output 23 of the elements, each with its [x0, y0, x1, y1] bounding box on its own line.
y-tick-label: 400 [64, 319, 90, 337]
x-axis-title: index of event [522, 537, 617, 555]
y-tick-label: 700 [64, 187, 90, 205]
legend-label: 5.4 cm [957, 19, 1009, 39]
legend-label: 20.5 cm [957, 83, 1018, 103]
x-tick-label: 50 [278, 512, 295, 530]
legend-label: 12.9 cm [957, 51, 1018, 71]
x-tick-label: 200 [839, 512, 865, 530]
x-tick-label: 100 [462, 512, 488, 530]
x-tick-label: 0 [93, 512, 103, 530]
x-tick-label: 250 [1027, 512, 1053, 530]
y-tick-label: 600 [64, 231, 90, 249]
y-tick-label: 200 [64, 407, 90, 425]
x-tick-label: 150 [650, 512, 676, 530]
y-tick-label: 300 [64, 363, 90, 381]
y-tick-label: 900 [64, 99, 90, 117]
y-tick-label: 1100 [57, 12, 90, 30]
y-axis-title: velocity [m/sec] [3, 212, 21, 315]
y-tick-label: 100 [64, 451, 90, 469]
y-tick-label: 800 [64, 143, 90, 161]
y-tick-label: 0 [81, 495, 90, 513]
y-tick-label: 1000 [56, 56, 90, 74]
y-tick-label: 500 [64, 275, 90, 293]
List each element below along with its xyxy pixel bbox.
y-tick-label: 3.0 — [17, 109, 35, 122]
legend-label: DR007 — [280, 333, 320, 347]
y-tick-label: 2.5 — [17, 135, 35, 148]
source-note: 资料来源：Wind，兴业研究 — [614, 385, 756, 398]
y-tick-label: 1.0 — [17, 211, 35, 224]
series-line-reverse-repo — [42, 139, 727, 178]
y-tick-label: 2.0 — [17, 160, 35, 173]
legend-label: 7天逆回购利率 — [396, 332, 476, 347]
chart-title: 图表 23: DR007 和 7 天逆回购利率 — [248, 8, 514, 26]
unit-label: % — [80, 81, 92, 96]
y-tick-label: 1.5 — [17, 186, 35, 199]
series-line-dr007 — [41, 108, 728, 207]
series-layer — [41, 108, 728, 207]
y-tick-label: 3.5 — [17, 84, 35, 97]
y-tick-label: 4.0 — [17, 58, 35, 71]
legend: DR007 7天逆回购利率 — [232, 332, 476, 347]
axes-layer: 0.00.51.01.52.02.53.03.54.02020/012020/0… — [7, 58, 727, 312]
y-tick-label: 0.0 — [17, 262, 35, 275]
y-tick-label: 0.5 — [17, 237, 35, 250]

_WHAT YOU SHOULD DO_
Reproduce word for word the rows starting at the first one in the records and ending at the one that contains "x-tick-label: 200 [839, 512, 865, 530]", with both of those rows included.

_REPLY TO THE TASK_
output 23 of the elements, each with its [x0, y0, x1, y1] bounding box on its own line.
y-tick-label: 400 [64, 319, 90, 337]
x-axis-title: index of event [522, 537, 617, 555]
y-tick-label: 700 [64, 187, 90, 205]
legend-label: 5.4 cm [957, 19, 1009, 39]
legend-label: 20.5 cm [957, 83, 1018, 103]
x-tick-label: 50 [278, 512, 295, 530]
legend-label: 12.9 cm [957, 51, 1018, 71]
x-tick-label: 200 [839, 512, 865, 530]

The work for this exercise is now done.